Aim of the exercise:
Can you reproduce every one of the records below word for word, keeping each line as it stands?

Data shown:
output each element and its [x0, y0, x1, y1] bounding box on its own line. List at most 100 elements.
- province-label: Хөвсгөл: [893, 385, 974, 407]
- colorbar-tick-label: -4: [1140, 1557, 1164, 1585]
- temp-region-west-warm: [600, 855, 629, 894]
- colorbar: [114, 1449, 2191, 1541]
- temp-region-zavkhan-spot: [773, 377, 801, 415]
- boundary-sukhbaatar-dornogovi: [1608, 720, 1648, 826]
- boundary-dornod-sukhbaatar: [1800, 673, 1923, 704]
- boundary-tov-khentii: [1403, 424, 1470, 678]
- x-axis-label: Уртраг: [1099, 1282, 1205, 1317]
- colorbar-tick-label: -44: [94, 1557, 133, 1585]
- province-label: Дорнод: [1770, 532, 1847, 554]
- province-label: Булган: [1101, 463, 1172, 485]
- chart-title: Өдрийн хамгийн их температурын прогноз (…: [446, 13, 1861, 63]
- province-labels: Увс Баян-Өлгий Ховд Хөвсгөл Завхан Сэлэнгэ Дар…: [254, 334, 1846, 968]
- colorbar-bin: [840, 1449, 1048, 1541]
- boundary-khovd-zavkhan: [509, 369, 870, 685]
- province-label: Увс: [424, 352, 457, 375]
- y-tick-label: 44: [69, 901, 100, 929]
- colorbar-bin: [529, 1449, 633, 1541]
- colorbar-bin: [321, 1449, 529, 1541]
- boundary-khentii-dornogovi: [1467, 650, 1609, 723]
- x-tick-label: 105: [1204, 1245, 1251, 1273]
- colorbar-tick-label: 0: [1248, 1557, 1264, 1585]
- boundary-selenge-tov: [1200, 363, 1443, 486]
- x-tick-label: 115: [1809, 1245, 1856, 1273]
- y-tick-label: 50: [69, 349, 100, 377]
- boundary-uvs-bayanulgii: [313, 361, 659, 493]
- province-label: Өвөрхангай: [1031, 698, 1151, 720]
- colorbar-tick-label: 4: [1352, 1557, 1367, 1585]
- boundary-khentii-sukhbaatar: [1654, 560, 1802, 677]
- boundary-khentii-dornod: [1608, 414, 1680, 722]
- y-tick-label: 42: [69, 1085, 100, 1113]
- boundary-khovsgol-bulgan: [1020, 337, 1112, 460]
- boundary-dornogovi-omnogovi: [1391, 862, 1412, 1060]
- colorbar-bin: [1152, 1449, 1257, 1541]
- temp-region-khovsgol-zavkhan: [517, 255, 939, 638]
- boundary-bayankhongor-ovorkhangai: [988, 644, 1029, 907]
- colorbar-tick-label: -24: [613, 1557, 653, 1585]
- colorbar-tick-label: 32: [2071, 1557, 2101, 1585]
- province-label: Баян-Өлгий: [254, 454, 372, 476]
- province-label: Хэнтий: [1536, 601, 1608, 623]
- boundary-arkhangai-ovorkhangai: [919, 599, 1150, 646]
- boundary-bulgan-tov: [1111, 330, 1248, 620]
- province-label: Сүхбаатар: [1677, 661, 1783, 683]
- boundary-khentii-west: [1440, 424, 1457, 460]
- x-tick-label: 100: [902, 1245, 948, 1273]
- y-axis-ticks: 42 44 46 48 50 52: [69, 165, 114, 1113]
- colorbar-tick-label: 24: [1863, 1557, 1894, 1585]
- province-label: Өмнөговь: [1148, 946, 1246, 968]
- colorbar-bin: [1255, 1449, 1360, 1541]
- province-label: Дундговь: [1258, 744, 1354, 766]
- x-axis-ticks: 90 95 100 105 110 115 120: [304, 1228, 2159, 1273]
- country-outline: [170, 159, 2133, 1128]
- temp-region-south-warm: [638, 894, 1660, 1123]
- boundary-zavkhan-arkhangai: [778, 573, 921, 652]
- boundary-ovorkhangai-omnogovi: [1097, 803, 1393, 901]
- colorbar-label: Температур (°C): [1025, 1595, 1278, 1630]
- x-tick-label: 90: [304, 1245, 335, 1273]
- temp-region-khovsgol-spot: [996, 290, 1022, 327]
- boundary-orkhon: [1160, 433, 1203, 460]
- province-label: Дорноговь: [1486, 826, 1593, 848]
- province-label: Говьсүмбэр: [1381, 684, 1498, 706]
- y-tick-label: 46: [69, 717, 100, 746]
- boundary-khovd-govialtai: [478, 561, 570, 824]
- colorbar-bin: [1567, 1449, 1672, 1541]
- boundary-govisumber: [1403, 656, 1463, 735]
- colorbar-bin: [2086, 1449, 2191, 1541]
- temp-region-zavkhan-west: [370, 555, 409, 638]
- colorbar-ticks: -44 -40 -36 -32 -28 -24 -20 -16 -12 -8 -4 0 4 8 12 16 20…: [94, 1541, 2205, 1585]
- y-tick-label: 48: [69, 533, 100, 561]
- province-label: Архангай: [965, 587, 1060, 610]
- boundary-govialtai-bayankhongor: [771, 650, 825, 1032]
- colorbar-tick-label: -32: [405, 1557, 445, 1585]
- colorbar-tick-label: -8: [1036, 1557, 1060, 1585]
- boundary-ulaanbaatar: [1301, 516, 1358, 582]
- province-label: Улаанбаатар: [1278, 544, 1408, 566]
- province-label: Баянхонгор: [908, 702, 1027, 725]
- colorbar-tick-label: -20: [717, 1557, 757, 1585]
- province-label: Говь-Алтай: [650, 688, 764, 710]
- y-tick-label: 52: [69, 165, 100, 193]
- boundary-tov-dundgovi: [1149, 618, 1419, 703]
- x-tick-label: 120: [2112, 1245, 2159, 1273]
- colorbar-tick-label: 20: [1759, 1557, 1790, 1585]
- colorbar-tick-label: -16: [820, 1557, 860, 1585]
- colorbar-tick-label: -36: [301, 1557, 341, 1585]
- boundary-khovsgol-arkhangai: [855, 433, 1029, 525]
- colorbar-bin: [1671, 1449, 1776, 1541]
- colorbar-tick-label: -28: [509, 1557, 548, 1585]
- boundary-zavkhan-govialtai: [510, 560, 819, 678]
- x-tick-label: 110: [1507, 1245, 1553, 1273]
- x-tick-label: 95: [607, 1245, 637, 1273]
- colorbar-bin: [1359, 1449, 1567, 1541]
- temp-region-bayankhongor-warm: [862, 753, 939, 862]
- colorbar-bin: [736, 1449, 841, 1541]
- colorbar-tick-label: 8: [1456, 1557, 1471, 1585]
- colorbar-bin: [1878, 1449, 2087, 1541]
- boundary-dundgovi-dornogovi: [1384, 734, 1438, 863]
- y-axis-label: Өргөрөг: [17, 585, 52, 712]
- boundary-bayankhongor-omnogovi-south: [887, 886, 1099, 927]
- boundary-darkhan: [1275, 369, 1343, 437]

Expected output:
output each element and its [x0, y0, x1, y1] bounding box on its own line. List at most 100 elements.
- province-label: Хөвсгөл: [893, 385, 974, 407]
- colorbar-tick-label: -4: [1140, 1557, 1164, 1585]
- temp-region-west-warm: [600, 855, 629, 894]
- colorbar: [114, 1449, 2191, 1541]
- temp-region-zavkhan-spot: [773, 377, 801, 415]
- boundary-sukhbaatar-dornogovi: [1608, 720, 1648, 826]
- boundary-dornod-sukhbaatar: [1800, 673, 1923, 704]
- boundary-tov-khentii: [1403, 424, 1470, 678]
- x-axis-label: Уртраг: [1099, 1282, 1205, 1317]
- colorbar-tick-label: -44: [94, 1557, 133, 1585]
- province-label: Дорнод: [1770, 532, 1847, 554]
- province-label: Булган: [1101, 463, 1172, 485]
- chart-title: Өдрийн хамгийн их температурын прогноз (…: [446, 13, 1861, 63]
- province-labels: Увс Баян-Өлгий Ховд Хөвсгөл Завхан Сэлэнгэ Дар…: [254, 334, 1846, 968]
- colorbar-bin: [840, 1449, 1048, 1541]
- boundary-khovd-zavkhan: [509, 369, 870, 685]
- province-label: Увс: [424, 352, 457, 375]
- y-tick-label: 44: [69, 901, 100, 929]
- colorbar-bin: [529, 1449, 633, 1541]
- colorbar-bin: [321, 1449, 529, 1541]
- boundary-khentii-dornogovi: [1467, 650, 1609, 723]
- x-tick-label: 105: [1204, 1245, 1251, 1273]
- colorbar-tick-label: 0: [1248, 1557, 1264, 1585]
- boundary-selenge-tov: [1200, 363, 1443, 486]
- x-tick-label: 115: [1809, 1245, 1856, 1273]
- y-tick-label: 50: [69, 349, 100, 377]
- boundary-uvs-bayanulgii: [313, 361, 659, 493]
- province-label: Өвөрхангай: [1031, 698, 1151, 720]
- colorbar-tick-label: 4: [1352, 1557, 1367, 1585]
- boundary-khentii-sukhbaatar: [1654, 560, 1802, 677]
- boundary-khentii-dornod: [1608, 414, 1680, 722]
- y-tick-label: 42: [69, 1085, 100, 1113]
- boundary-khovsgol-bulgan: [1020, 337, 1112, 460]
- boundary-dornogovi-omnogovi: [1391, 862, 1412, 1060]
- colorbar-bin: [1152, 1449, 1257, 1541]
- temp-region-khovsgol-zavkhan: [517, 255, 939, 638]
- boundary-bayankhongor-ovorkhangai: [988, 644, 1029, 907]
- colorbar-tick-label: -24: [613, 1557, 653, 1585]
- colorbar-tick-label: 32: [2071, 1557, 2101, 1585]
- province-label: Баян-Өлгий: [254, 454, 372, 476]
- province-label: Хэнтий: [1536, 601, 1608, 623]
- boundary-arkhangai-ovorkhangai: [919, 599, 1150, 646]
- boundary-bulgan-tov: [1111, 330, 1248, 620]
- province-label: Сүхбаатар: [1677, 661, 1783, 683]
- boundary-khentii-west: [1440, 424, 1457, 460]
- x-tick-label: 100: [902, 1245, 948, 1273]
- y-axis-ticks: 42 44 46 48 50 52: [69, 165, 114, 1113]
- colorbar-tick-label: 24: [1863, 1557, 1894, 1585]
- province-label: Өмнөговь: [1148, 946, 1246, 968]
- colorbar-bin: [1255, 1449, 1360, 1541]
- province-label: Дундговь: [1258, 744, 1354, 766]
- x-axis-ticks: 90 95 100 105 110 115 120: [304, 1228, 2159, 1273]
- country-outline: [170, 159, 2133, 1128]
- temp-region-south-warm: [638, 894, 1660, 1123]
- boundary-zavkhan-arkhangai: [778, 573, 921, 652]
- boundary-ovorkhangai-omnogovi: [1097, 803, 1393, 901]
- colorbar-label: Температур (°C): [1025, 1595, 1278, 1630]
- x-tick-label: 90: [304, 1245, 335, 1273]
- temp-region-khovsgol-spot: [996, 290, 1022, 327]
- boundary-orkhon: [1160, 433, 1203, 460]
- province-label: Дорноговь: [1486, 826, 1593, 848]
- province-label: Говьсүмбэр: [1381, 684, 1498, 706]
- y-tick-label: 46: [69, 717, 100, 746]
- boundary-khovd-govialtai: [478, 561, 570, 824]
- colorbar-bin: [1567, 1449, 1672, 1541]
- boundary-govisumber: [1403, 656, 1463, 735]
- colorbar-bin: [2086, 1449, 2191, 1541]
- temp-region-zavkhan-west: [370, 555, 409, 638]
- colorbar-ticks: -44 -40 -36 -32 -28 -24 -20 -16 -12 -8 -4 0 4 8 12 16 20…: [94, 1541, 2205, 1585]
- y-tick-label: 48: [69, 533, 100, 561]
- province-label: Архангай: [965, 587, 1060, 610]
- boundary-govialtai-bayankhongor: [771, 650, 825, 1032]
- colorbar-tick-label: -32: [405, 1557, 445, 1585]
- colorbar-tick-label: -8: [1036, 1557, 1060, 1585]
- boundary-ulaanbaatar: [1301, 516, 1358, 582]
- province-label: Улаанбаатар: [1278, 544, 1408, 566]
- province-label: Баянхонгор: [908, 702, 1027, 725]
- colorbar-tick-label: -20: [717, 1557, 757, 1585]
- province-label: Говь-Алтай: [650, 688, 764, 710]
- y-tick-label: 52: [69, 165, 100, 193]
- boundary-tov-dundgovi: [1149, 618, 1419, 703]
- x-tick-label: 120: [2112, 1245, 2159, 1273]
- colorbar-tick-label: 20: [1759, 1557, 1790, 1585]
- colorbar-tick-label: -16: [820, 1557, 860, 1585]
- colorbar-tick-label: -36: [301, 1557, 341, 1585]
- boundary-khovsgol-arkhangai: [855, 433, 1029, 525]
- colorbar-bin: [1671, 1449, 1776, 1541]
- colorbar-tick-label: -28: [509, 1557, 548, 1585]
- boundary-zavkhan-govialtai: [510, 560, 819, 678]
- x-tick-label: 110: [1507, 1245, 1553, 1273]
- x-tick-label: 95: [607, 1245, 637, 1273]
- colorbar-bin: [1359, 1449, 1567, 1541]
- temp-region-bayankhongor-warm: [862, 753, 939, 862]
- colorbar-bin: [736, 1449, 841, 1541]
- colorbar-tick-label: 8: [1456, 1557, 1471, 1585]
- colorbar-bin: [1878, 1449, 2087, 1541]
- boundary-dundgovi-dornogovi: [1384, 734, 1438, 863]
- y-axis-label: Өргөрөг: [17, 585, 52, 712]
- boundary-bayankhongor-omnogovi-south: [887, 886, 1099, 927]
- boundary-darkhan: [1275, 369, 1343, 437]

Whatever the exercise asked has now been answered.